## [What the exercise asks]
Reproduce, word for word, everything in the episode summary about work below from "YES, God created" down to "and developing them.".

## [Document]
========
Pastor J.D. explains why we both should and shouldn’t feel satisfied by our jobs because God created us to work, but our work here on earth is toil.
A glimpse inside this episode:
Yes and no.
YES, God created us to work.
- God placed Adam in the garden “to work it and keep it” (Gen 2:15). Remember that God said this before the fall, indicating that work wasn’t a punishment inflicted on Adam for his sin, but was a part of God’s original design.
- The Hebrew word translated ‘abad,’ and it has the connotation of preparing and developing. Adam was placed in the garden to develop its raw materials, to cultivate a garden. Christians can fulfill the created purpose of God in the same way, by taking the raw materials of the world and developing them.
- In principle, this happens all the time: Architects take sand and cement and use them to create buildings; artists take color or music and arrange them into art; lawyers take principles of justice and codify them into laws that benefit society.This isn’t just an accident; this is God’s plan.
- Martin Luther, the famous German reformer, put it this way: “When we pray the Lord’s Prayer we ask God to ‘give us this day our daily bread.’ And He does give us our daily bread. He does it by means of the farmer who planted and harvested the grain, the baker who made the flour into bread, the person who prepared our meal.”
- Another great example of this comes from the classic movie, Chariots of Fire. The movie follows a Christian track athlete, Eric Liddell, in his preparation for the 1924 Olympics. At one point in the film Liddell is confronted with an objection to his career, since there are more pressing matters in life for a Christian than merely running. Liddell responds, “I believe God made me for a purpose, but he also made me fast. And when I run, I feel his pleasure.” At some point or another, while working at something we love or are good at, many of us have had a similar feeling. It is as if we feel inside of us, quite literally: this is what I was made for.
NO, because it is toil.
========
Region and label listings:

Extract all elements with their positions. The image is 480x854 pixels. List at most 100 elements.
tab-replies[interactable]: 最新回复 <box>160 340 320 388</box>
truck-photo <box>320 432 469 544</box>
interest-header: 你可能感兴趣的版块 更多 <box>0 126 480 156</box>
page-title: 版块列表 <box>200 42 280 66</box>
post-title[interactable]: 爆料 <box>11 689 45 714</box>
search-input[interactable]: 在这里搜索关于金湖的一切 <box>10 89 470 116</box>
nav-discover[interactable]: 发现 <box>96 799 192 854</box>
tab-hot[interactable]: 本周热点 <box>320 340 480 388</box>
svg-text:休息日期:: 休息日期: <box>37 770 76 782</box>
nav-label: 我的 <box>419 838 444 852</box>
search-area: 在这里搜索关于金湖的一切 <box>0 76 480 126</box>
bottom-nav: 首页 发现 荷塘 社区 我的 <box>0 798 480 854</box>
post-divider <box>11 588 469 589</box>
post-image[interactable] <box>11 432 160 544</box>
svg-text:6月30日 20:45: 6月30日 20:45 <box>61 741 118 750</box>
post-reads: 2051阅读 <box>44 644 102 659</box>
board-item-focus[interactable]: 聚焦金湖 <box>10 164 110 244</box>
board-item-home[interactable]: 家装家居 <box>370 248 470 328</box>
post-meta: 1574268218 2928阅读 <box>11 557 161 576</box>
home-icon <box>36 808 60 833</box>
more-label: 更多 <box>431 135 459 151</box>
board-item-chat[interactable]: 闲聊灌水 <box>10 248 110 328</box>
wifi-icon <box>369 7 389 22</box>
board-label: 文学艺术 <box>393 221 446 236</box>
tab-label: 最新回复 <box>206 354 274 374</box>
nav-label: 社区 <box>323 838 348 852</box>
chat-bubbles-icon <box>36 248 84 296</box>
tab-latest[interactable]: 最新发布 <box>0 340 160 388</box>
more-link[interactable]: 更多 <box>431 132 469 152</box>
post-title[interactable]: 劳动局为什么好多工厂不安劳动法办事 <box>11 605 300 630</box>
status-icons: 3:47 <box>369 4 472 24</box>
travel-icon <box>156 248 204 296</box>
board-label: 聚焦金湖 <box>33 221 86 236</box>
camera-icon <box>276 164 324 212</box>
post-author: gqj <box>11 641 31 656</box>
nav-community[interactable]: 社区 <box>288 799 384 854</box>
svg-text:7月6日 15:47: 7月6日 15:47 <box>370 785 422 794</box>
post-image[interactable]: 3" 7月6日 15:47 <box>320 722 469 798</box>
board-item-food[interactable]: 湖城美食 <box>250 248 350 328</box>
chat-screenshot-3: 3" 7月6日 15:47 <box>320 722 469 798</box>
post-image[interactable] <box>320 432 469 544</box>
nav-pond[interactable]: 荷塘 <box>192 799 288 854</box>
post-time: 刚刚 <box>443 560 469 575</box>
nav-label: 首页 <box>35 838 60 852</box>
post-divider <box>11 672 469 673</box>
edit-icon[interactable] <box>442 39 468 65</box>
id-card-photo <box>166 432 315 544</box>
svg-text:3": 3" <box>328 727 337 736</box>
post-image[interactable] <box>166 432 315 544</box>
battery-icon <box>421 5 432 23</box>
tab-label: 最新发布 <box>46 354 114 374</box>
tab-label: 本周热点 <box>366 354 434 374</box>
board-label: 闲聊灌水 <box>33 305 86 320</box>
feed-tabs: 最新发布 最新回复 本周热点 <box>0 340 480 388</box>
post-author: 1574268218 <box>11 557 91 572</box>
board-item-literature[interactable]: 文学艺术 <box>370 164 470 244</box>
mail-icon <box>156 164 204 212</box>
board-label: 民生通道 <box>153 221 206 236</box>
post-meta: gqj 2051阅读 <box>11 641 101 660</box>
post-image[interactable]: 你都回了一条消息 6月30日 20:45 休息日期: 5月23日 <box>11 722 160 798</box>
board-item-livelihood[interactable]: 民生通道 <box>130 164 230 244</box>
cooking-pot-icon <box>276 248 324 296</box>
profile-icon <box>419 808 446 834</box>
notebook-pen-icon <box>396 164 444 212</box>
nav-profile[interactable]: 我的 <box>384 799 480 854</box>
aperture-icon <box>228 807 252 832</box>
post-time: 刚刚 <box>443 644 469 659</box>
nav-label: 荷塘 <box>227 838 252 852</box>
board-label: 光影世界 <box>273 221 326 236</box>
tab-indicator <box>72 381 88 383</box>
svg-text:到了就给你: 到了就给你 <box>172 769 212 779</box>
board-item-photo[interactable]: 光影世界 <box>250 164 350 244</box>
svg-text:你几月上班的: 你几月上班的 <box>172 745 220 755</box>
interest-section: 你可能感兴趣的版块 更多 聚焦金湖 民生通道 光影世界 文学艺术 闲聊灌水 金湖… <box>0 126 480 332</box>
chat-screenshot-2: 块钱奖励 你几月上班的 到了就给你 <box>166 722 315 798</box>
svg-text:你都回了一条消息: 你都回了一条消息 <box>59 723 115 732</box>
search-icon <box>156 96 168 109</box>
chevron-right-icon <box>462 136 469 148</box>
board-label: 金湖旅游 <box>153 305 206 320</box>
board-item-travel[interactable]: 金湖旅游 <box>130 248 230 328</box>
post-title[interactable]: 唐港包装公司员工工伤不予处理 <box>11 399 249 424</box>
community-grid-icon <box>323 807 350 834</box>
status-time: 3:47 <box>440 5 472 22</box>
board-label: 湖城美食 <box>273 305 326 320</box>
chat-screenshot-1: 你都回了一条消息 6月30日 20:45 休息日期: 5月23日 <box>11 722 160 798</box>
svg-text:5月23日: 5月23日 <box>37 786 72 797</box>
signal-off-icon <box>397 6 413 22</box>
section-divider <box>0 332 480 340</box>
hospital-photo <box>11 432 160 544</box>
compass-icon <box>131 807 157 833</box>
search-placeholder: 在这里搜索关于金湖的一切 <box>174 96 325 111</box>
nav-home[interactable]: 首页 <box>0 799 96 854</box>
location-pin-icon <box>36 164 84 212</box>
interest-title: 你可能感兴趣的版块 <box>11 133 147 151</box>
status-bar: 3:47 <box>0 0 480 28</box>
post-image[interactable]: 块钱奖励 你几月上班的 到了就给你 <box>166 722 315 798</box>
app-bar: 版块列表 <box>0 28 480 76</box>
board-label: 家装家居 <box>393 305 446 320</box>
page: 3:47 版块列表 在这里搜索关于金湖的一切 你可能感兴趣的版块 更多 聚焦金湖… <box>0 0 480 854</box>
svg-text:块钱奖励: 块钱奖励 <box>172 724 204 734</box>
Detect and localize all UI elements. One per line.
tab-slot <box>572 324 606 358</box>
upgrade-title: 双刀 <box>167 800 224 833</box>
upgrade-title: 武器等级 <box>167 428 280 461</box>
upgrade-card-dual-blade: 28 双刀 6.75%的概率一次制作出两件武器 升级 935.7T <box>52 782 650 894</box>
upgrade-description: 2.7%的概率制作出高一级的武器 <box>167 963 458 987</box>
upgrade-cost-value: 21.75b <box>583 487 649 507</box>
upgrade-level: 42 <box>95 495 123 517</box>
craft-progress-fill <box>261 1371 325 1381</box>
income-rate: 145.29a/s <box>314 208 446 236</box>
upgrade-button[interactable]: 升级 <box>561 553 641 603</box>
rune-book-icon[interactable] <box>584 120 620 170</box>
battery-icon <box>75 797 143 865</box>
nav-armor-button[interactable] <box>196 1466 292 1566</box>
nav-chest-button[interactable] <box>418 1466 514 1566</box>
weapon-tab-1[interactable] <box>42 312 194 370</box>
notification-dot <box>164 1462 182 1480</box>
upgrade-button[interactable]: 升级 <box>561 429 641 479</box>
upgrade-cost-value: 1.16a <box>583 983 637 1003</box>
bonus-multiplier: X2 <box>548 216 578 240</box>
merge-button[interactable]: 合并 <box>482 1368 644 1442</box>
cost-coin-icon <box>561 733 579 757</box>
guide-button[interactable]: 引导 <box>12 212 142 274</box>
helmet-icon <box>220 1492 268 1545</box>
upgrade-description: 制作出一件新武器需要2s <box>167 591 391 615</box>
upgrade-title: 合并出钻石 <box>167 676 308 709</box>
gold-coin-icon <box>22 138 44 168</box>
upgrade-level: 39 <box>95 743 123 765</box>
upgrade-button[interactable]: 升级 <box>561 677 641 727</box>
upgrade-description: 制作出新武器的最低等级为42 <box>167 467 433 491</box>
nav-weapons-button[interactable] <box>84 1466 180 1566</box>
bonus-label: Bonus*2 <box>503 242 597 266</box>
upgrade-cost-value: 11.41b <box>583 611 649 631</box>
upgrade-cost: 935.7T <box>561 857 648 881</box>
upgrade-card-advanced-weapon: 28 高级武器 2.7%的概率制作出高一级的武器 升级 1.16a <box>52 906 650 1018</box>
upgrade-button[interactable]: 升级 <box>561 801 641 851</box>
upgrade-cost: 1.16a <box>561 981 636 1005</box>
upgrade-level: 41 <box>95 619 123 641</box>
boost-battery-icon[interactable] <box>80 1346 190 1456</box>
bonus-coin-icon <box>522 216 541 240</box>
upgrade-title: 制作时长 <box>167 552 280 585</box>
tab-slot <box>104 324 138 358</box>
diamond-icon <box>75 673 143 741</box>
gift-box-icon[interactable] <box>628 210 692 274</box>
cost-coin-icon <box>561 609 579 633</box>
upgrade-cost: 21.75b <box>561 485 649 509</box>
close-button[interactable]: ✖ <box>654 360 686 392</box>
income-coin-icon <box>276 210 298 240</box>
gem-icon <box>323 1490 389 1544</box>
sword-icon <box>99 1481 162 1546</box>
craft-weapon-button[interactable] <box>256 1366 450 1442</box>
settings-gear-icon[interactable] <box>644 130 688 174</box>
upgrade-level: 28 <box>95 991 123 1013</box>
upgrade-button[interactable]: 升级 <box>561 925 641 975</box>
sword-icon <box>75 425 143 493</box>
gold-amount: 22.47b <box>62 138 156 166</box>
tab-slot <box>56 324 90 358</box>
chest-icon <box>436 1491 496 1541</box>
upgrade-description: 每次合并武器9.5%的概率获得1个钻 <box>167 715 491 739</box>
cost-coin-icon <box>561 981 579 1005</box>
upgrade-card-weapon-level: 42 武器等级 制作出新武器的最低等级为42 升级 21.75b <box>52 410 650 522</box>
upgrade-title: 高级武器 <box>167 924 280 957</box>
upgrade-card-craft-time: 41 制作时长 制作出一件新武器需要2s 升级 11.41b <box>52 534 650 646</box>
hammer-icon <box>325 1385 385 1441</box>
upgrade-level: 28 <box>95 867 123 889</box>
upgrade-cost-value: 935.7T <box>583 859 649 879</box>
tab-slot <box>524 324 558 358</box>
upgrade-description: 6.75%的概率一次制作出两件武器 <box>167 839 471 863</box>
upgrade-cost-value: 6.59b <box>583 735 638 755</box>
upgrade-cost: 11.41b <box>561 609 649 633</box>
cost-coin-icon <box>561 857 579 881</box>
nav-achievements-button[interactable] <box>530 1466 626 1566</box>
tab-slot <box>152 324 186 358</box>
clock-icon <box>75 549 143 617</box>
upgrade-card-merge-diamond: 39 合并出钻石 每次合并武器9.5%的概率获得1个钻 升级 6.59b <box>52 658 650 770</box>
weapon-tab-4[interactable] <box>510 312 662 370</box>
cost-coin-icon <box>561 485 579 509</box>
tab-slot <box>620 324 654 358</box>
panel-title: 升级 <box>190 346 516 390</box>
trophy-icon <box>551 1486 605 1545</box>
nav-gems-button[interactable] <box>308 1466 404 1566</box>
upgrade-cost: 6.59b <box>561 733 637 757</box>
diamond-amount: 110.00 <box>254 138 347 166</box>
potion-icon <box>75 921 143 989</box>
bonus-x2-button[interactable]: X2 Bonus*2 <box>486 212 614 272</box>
========
## [Task output]
YES, God created us to work.
- God placed Adam in the garden “to work it and keep it” (Gen 2:15). Remember that God said this before the fall, indicating that work wasn’t a punishment inflicted on Adam for his sin, but was a part of God’s original design.
- The Hebrew word translated ‘abad,’ and it has the connotation of preparing and developing. Adam was placed in the garden to develop its raw materials, to cultivate a garden. Christians can fulfill the created purpose of God in the same way, by taking the raw materials of the world and developing them.